Stated task:
State how many lines of the records contain the string "JSON", and give no other information.

Items from a dataset:

━━━━━━━━━━━━━━━━━━━━━━━━━━━━━━

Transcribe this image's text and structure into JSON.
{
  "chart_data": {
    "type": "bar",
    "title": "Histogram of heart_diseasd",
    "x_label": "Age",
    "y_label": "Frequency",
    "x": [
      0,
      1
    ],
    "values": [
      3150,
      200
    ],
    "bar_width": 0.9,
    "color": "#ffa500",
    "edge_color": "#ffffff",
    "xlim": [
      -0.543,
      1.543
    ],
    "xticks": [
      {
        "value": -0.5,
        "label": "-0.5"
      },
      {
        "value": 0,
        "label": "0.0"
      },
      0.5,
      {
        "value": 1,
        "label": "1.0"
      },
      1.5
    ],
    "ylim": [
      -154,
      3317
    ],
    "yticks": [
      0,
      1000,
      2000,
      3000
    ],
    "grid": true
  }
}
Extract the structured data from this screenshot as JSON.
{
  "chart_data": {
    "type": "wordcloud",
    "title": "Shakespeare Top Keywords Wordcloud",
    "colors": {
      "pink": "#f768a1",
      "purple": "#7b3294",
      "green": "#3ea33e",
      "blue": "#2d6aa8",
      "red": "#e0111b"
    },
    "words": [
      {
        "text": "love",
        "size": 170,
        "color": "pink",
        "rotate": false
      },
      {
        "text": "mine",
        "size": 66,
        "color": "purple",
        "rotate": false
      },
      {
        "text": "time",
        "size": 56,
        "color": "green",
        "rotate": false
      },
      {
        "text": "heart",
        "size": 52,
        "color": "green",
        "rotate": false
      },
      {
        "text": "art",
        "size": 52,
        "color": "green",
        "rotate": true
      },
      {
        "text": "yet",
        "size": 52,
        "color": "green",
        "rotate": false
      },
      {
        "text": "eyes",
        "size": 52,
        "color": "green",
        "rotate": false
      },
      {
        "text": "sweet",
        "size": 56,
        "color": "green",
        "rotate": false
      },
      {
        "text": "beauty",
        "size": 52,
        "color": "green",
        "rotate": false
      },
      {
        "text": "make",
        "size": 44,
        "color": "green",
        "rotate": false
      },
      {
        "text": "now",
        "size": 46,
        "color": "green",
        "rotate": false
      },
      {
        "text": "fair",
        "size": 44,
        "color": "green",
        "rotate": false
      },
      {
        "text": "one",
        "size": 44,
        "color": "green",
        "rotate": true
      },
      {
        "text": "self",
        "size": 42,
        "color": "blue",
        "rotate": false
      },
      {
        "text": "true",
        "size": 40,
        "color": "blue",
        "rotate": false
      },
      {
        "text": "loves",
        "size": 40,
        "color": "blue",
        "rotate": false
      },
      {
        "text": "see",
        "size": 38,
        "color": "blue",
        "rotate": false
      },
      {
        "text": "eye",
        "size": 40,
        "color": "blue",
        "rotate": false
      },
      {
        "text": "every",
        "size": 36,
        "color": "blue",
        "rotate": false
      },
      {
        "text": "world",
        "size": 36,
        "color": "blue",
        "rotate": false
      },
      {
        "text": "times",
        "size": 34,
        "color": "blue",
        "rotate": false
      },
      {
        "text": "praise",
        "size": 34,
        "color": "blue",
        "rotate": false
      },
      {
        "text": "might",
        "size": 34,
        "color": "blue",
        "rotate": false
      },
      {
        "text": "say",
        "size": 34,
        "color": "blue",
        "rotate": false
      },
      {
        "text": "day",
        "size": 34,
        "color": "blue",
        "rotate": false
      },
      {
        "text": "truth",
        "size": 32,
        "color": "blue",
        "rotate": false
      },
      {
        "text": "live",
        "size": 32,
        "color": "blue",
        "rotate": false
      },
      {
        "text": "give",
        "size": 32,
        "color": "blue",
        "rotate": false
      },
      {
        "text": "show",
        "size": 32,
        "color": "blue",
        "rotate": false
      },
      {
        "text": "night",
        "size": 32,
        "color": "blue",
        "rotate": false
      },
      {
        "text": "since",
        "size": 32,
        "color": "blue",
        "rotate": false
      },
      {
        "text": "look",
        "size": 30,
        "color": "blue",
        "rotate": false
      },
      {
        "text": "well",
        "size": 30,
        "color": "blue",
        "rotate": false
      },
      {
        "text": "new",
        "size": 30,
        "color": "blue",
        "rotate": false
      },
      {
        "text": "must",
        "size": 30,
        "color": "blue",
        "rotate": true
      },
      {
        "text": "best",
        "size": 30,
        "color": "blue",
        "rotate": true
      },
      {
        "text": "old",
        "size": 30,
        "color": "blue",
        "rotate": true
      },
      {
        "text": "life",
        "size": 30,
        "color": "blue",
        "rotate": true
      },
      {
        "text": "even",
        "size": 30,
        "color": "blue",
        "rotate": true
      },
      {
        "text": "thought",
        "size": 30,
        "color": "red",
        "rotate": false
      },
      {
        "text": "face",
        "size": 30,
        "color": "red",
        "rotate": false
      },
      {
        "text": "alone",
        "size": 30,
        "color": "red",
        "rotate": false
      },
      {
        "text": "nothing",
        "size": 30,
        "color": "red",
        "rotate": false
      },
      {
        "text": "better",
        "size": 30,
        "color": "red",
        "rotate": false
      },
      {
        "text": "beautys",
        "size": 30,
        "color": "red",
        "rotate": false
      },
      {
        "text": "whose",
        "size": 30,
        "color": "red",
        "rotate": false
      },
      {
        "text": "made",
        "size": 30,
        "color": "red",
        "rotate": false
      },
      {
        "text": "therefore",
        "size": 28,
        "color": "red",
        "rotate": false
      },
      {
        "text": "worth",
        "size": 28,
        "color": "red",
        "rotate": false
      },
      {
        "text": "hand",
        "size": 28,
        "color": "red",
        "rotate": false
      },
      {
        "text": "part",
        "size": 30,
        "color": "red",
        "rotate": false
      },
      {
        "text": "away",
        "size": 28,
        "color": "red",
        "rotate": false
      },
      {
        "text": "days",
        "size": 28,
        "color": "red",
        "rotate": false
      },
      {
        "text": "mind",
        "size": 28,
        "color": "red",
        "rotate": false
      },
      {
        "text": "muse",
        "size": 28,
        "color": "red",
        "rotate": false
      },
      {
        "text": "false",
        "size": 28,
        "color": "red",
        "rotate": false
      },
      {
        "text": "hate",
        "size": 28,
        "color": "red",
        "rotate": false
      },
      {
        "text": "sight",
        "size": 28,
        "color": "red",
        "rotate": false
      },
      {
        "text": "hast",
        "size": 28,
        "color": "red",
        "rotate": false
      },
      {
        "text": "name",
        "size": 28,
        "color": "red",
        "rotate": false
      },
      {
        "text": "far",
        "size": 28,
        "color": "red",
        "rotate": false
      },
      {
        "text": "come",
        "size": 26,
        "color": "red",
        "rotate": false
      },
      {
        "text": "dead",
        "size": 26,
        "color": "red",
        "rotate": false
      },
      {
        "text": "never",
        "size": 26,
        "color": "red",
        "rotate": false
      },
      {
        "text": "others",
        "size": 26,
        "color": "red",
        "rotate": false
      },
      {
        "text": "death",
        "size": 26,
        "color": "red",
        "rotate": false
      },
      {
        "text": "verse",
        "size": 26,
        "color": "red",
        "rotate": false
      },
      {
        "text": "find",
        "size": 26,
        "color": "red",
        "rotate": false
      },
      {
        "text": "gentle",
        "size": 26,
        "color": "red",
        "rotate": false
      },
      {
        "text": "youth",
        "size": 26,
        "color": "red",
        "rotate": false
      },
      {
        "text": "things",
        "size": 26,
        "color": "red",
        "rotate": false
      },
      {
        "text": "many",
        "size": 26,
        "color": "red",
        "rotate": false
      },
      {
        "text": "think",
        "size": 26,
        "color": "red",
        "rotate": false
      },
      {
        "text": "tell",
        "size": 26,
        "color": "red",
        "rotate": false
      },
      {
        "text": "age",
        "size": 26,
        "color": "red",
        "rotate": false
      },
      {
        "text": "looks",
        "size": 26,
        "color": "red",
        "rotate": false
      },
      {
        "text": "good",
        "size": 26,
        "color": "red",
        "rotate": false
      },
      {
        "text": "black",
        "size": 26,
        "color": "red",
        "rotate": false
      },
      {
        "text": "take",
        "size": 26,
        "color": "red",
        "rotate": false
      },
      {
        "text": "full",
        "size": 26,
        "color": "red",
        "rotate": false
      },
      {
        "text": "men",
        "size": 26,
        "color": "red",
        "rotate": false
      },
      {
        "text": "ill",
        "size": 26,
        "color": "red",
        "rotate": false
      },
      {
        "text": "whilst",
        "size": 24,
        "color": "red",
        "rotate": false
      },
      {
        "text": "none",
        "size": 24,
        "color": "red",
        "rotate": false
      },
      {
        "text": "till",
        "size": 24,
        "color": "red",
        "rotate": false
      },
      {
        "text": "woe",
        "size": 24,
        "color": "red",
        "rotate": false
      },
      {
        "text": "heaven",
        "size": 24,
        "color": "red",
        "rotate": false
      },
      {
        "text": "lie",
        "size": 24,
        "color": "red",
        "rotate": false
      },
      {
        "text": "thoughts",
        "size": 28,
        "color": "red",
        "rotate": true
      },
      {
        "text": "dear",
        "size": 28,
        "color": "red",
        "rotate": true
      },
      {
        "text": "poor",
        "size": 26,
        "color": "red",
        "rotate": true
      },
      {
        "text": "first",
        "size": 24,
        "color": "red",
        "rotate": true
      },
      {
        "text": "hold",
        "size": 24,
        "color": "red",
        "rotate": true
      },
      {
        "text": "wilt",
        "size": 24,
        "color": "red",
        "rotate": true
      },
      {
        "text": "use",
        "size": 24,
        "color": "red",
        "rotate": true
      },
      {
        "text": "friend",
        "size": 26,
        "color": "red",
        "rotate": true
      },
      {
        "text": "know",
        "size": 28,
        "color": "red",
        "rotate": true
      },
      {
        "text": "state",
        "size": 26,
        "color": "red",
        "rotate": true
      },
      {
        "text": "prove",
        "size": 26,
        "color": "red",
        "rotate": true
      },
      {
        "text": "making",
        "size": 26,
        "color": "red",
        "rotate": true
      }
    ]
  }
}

━━━━━━━━━━━━━━━━━━━━━━━━━━━━━━

Task result:
2